## BEGIN Record extracts

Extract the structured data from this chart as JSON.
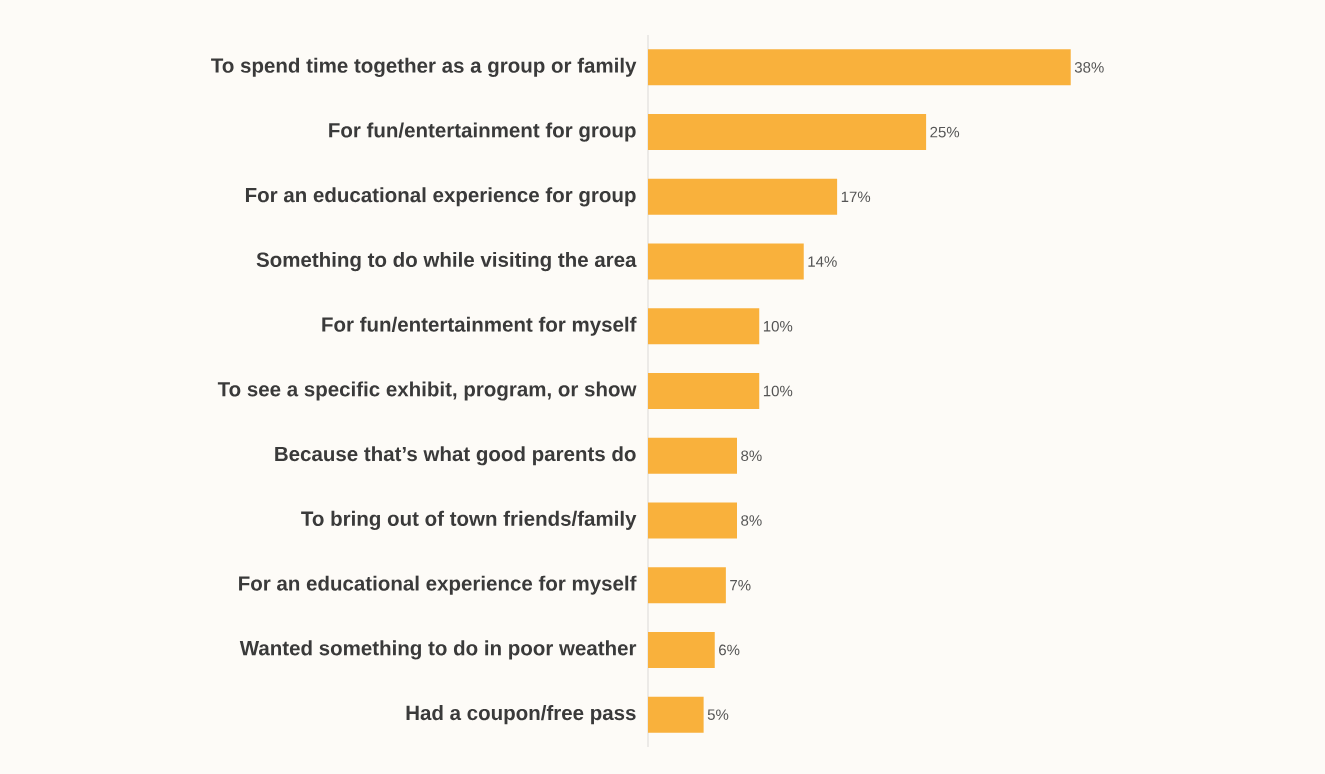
{
  "chart_data": {
    "type": "bar",
    "orientation": "horizontal",
    "categories": [
      "To spend time together as a group or family",
      "For fun/entertainment for group",
      "For an educational experience for group",
      "Something to do while visiting the area",
      "For fun/entertainment for myself",
      "To see a specific exhibit, program, or show",
      "Because that’s what good parents do",
      "To bring out of town friends/family",
      "For an educational experience for myself",
      "Wanted something to do in poor weather",
      "Had a coupon/free pass"
    ],
    "values": [
      38,
      25,
      17,
      14,
      10,
      10,
      8,
      8,
      7,
      6,
      5
    ],
    "value_labels": [
      "38%",
      "25%",
      "17%",
      "14%",
      "10%",
      "10%",
      "8%",
      "8%",
      "7%",
      "6%",
      "5%"
    ],
    "color": "#f9b13c",
    "tick_labels": "y"
  }
}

## END Record extracts

Without the pictures, repeat the listing above exactly.

• Answer for this exercise:
Extract the structured data from this chart as JSON.
{
  "chart_data": {
    "type": "bar",
    "orientation": "horizontal",
    "categories": [
      "To spend time together as a group or family",
      "For fun/entertainment for group",
      "For an educational experience for group",
      "Something to do while visiting the area",
      "For fun/entertainment for myself",
      "To see a specific exhibit, program, or show",
      "Because that’s what good parents do",
      "To bring out of town friends/family",
      "For an educational experience for myself",
      "Wanted something to do in poor weather",
      "Had a coupon/free pass"
    ],
    "values": [
      38,
      25,
      17,
      14,
      10,
      10,
      8,
      8,
      7,
      6,
      5
    ],
    "value_labels": [
      "38%",
      "25%",
      "17%",
      "14%",
      "10%",
      "10%",
      "8%",
      "8%",
      "7%",
      "6%",
      "5%"
    ],
    "color": "#f9b13c",
    "tick_labels": "y"
  }
}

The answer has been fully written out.